* [YOUR OBJECTIVE]: Print the records again, character for character.

* [RECORDS FOR THE TASK]:
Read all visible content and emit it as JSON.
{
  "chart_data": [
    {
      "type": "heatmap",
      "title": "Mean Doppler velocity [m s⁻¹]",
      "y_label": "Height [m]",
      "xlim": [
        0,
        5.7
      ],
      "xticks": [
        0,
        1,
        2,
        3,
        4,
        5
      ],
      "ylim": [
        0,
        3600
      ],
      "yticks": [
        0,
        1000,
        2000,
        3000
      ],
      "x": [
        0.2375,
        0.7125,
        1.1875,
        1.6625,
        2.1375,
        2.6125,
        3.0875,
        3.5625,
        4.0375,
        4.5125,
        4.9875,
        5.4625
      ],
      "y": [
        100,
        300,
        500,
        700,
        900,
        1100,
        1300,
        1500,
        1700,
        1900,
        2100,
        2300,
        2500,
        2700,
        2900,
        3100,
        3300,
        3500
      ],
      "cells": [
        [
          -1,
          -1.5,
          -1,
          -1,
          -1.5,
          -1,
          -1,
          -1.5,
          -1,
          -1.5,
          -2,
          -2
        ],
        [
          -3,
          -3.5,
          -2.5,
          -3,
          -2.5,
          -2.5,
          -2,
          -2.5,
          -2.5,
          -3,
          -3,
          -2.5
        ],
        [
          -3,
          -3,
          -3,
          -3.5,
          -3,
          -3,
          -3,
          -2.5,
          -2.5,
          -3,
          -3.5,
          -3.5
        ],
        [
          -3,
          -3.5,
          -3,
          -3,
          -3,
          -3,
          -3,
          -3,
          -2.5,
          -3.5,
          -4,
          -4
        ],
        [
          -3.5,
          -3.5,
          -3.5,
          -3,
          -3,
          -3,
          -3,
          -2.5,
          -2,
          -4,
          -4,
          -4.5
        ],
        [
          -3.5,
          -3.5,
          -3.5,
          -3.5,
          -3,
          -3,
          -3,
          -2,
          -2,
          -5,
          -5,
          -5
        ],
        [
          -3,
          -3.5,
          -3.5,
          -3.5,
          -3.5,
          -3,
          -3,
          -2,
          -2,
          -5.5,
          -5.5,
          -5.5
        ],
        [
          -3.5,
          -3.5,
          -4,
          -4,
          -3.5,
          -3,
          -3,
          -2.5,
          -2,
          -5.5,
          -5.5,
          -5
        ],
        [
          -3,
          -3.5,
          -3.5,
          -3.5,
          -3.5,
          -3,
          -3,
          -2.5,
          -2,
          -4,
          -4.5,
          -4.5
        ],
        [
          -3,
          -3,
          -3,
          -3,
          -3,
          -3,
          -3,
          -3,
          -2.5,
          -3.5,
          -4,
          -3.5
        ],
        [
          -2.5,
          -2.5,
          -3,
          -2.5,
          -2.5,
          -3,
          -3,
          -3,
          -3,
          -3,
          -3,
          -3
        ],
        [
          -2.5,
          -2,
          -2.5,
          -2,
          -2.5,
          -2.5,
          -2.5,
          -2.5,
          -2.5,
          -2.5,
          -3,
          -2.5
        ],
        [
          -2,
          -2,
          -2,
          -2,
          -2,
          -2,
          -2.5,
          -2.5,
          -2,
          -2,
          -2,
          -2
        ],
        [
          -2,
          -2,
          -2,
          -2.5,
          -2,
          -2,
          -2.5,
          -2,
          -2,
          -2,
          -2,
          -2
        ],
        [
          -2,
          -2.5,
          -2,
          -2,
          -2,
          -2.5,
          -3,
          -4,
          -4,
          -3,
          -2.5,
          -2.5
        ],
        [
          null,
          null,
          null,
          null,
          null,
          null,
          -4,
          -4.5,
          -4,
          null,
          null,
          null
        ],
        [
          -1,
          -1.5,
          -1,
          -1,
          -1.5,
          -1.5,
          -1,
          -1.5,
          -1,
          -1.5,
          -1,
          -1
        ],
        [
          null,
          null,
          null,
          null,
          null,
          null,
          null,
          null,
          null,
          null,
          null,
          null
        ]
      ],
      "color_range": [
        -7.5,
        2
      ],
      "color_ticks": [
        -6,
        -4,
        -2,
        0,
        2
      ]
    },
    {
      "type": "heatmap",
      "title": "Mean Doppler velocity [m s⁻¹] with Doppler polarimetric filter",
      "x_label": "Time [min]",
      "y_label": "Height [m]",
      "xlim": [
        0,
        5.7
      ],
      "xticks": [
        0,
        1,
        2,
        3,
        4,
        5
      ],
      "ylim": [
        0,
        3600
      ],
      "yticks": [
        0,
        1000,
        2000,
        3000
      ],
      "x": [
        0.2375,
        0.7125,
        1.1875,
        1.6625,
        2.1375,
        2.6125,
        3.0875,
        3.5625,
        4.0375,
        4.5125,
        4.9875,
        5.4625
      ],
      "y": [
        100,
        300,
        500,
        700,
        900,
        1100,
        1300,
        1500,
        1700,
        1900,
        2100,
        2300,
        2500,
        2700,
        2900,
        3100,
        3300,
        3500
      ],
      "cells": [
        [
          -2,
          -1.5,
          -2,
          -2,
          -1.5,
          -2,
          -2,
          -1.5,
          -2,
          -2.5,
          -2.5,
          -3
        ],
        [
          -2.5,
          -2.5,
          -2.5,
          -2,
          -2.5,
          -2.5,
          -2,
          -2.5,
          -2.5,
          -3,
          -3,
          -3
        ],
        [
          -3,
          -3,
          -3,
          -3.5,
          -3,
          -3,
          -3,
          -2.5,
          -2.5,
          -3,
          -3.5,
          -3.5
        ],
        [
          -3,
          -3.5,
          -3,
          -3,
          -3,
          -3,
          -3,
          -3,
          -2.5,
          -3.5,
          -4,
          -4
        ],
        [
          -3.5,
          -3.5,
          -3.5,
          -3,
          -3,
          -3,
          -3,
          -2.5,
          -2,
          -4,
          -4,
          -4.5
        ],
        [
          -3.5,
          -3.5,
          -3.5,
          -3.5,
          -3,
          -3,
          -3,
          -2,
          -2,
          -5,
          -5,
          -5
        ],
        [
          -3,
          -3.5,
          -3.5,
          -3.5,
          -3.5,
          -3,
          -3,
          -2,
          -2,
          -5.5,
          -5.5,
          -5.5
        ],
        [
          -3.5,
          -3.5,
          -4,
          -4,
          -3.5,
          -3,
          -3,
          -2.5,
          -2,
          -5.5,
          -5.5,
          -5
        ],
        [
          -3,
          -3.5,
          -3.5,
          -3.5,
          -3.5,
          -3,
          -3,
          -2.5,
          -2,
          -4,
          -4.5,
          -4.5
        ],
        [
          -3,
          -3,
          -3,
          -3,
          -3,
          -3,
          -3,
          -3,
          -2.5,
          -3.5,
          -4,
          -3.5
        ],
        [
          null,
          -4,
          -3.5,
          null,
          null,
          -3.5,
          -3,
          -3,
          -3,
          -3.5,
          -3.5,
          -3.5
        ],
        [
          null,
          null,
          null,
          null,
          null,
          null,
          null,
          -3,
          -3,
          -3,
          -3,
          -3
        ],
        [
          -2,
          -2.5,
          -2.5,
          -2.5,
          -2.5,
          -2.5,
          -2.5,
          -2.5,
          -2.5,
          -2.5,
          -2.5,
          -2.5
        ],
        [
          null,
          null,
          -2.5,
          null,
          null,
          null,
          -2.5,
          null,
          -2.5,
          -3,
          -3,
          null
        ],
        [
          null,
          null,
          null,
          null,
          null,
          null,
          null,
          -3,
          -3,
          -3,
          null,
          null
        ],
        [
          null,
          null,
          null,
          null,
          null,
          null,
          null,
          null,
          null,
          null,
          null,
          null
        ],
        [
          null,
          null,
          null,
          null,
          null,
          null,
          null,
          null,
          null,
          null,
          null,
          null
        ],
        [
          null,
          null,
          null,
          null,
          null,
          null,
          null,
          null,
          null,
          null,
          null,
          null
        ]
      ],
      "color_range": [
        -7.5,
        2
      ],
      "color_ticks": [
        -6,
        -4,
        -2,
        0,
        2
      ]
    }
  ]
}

* [OUTPUT BELOW]:
Read all visible content and emit it as JSON.
{
  "chart_data": [
    {
      "type": "heatmap",
      "title": "Mean Doppler velocity [m s⁻¹]",
      "y_label": "Height [m]",
      "xlim": [
        0,
        5.7
      ],
      "xticks": [
        0,
        1,
        2,
        3,
        4,
        5
      ],
      "ylim": [
        0,
        3600
      ],
      "yticks": [
        0,
        1000,
        2000,
        3000
      ],
      "x": [
        0.2375,
        0.7125,
        1.1875,
        1.6625,
        2.1375,
        2.6125,
        3.0875,
        3.5625,
        4.0375,
        4.5125,
        4.9875,
        5.4625
      ],
      "y": [
        100,
        300,
        500,
        700,
        900,
        1100,
        1300,
        1500,
        1700,
        1900,
        2100,
        2300,
        2500,
        2700,
        2900,
        3100,
        3300,
        3500
      ],
      "cells": [
        [
          -1,
          -1.5,
          -1,
          -1,
          -1.5,
          -1,
          -1,
          -1.5,
          -1,
          -1.5,
          -2,
          -2
        ],
        [
          -3,
          -3.5,
          -2.5,
          -3,
          -2.5,
          -2.5,
          -2,
          -2.5,
          -2.5,
          -3,
          -3,
          -2.5
        ],
        [
          -3,
          -3,
          -3,
          -3.5,
          -3,
          -3,
          -3,
          -2.5,
          -2.5,
          -3,
          -3.5,
          -3.5
        ],
        [
          -3,
          -3.5,
          -3,
          -3,
          -3,
          -3,
          -3,
          -3,
          -2.5,
          -3.5,
          -4,
          -4
        ],
        [
          -3.5,
          -3.5,
          -3.5,
          -3,
          -3,
          -3,
          -3,
          -2.5,
          -2,
          -4,
          -4,
          -4.5
        ],
        [
          -3.5,
          -3.5,
          -3.5,
          -3.5,
          -3,
          -3,
          -3,
          -2,
          -2,
          -5,
          -5,
          -5
        ],
        [
          -3,
          -3.5,
          -3.5,
          -3.5,
          -3.5,
          -3,
          -3,
          -2,
          -2,
          -5.5,
          -5.5,
          -5.5
        ],
        [
          -3.5,
          -3.5,
          -4,
          -4,
          -3.5,
          -3,
          -3,
          -2.5,
          -2,
          -5.5,
          -5.5,
          -5
        ],
        [
          -3,
          -3.5,
          -3.5,
          -3.5,
          -3.5,
          -3,
          -3,
          -2.5,
          -2,
          -4,
          -4.5,
          -4.5
        ],
        [
          -3,
          -3,
          -3,
          -3,
          -3,
          -3,
          -3,
          -3,
          -2.5,
          -3.5,
          -4,
          -3.5
        ],
        [
          -2.5,
          -2.5,
          -3,
          -2.5,
          -2.5,
          -3,
          -3,
          -3,
          -3,
          -3,
          -3,
          -3
        ],
        [
          -2.5,
          -2,
          -2.5,
          -2,
          -2.5,
          -2.5,
          -2.5,
          -2.5,
          -2.5,
          -2.5,
          -3,
          -2.5
        ],
        [
          -2,
          -2,
          -2,
          -2,
          -2,
          -2,
          -2.5,
          -2.5,
          -2,
          -2,
          -2,
          -2
        ],
        [
          -2,
          -2,
          -2,
          -2.5,
          -2,
          -2,
          -2.5,
          -2,
          -2,
          -2,
          -2,
          -2
        ],
        [
          -2,
          -2.5,
          -2,
          -2,
          -2,
          -2.5,
          -3,
          -4,
          -4,
          -3,
          -2.5,
          -2.5
        ],
        [
          null,
          null,
          null,
          null,
          null,
          null,
          -4,
          -4.5,
          -4,
          null,
          null,
          null
        ],
        [
          -1,
          -1.5,
          -1,
          -1,
          -1.5,
          -1.5,
          -1,
          -1.5,
          -1,
          -1.5,
          -1,
          -1
        ],
        [
          null,
          null,
          null,
          null,
          null,
          null,
          null,
          null,
          null,
          null,
          null,
          null
        ]
      ],
      "color_range": [
        -7.5,
        2
      ],
      "color_ticks": [
        -6,
        -4,
        -2,
        0,
        2
      ]
    },
    {
      "type": "heatmap",
      "title": "Mean Doppler velocity [m s⁻¹] with Doppler polarimetric filter",
      "x_label": "Time [min]",
      "y_label": "Height [m]",
      "xlim": [
        0,
        5.7
      ],
      "xticks": [
        0,
        1,
        2,
        3,
        4,
        5
      ],
      "ylim": [
        0,
        3600
      ],
      "yticks": [
        0,
        1000,
        2000,
        3000
      ],
      "x": [
        0.2375,
        0.7125,
        1.1875,
        1.6625,
        2.1375,
        2.6125,
        3.0875,
        3.5625,
        4.0375,
        4.5125,
        4.9875,
        5.4625
      ],
      "y": [
        100,
        300,
        500,
        700,
        900,
        1100,
        1300,
        1500,
        1700,
        1900,
        2100,
        2300,
        2500,
        2700,
        2900,
        3100,
        3300,
        3500
      ],
      "cells": [
        [
          -2,
          -1.5,
          -2,
          -2,
          -1.5,
          -2,
          -2,
          -1.5,
          -2,
          -2.5,
          -2.5,
          -3
        ],
        [
          -2.5,
          -2.5,
          -2.5,
          -2,
          -2.5,
          -2.5,
          -2,
          -2.5,
          -2.5,
          -3,
          -3,
          -3
        ],
        [
          -3,
          -3,
          -3,
          -3.5,
          -3,
          -3,
          -3,
          -2.5,
          -2.5,
          -3,
          -3.5,
          -3.5
        ],
        [
          -3,
          -3.5,
          -3,
          -3,
          -3,
          -3,
          -3,
          -3,
          -2.5,
          -3.5,
          -4,
          -4
        ],
        [
          -3.5,
          -3.5,
          -3.5,
          -3,
          -3,
          -3,
          -3,
          -2.5,
          -2,
          -4,
          -4,
          -4.5
        ],
        [
          -3.5,
          -3.5,
          -3.5,
          -3.5,
          -3,
          -3,
          -3,
          -2,
          -2,
          -5,
          -5,
          -5
        ],
        [
          -3,
          -3.5,
          -3.5,
          -3.5,
          -3.5,
          -3,
          -3,
          -2,
          -2,
          -5.5,
          -5.5,
          -5.5
        ],
        [
          -3.5,
          -3.5,
          -4,
          -4,
          -3.5,
          -3,
          -3,
          -2.5,
          -2,
          -5.5,
          -5.5,
          -5
        ],
        [
          -3,
          -3.5,
          -3.5,
          -3.5,
          -3.5,
          -3,
          -3,
          -2.5,
          -2,
          -4,
          -4.5,
          -4.5
        ],
        [
          -3,
          -3,
          -3,
          -3,
          -3,
          -3,
          -3,
          -3,
          -2.5,
          -3.5,
          -4,
          -3.5
        ],
        [
          null,
          -4,
          -3.5,
          null,
          null,
          -3.5,
          -3,
          -3,
          -3,
          -3.5,
          -3.5,
          -3.5
        ],
        [
          null,
          null,
          null,
          null,
          null,
          null,
          null,
          -3,
          -3,
          -3,
          -3,
          -3
        ],
        [
          -2,
          -2.5,
          -2.5,
          -2.5,
          -2.5,
          -2.5,
          -2.5,
          -2.5,
          -2.5,
          -2.5,
          -2.5,
          -2.5
        ],
        [
          null,
          null,
          -2.5,
          null,
          null,
          null,
          -2.5,
          null,
          -2.5,
          -3,
          -3,
          null
        ],
        [
          null,
          null,
          null,
          null,
          null,
          null,
          null,
          -3,
          -3,
          -3,
          null,
          null
        ],
        [
          null,
          null,
          null,
          null,
          null,
          null,
          null,
          null,
          null,
          null,
          null,
          null
        ],
        [
          null,
          null,
          null,
          null,
          null,
          null,
          null,
          null,
          null,
          null,
          null,
          null
        ],
        [
          null,
          null,
          null,
          null,
          null,
          null,
          null,
          null,
          null,
          null,
          null,
          null
        ]
      ],
      "color_range": [
        -7.5,
        2
      ],
      "color_ticks": [
        -6,
        -4,
        -2,
        0,
        2
      ]
    }
  ]
}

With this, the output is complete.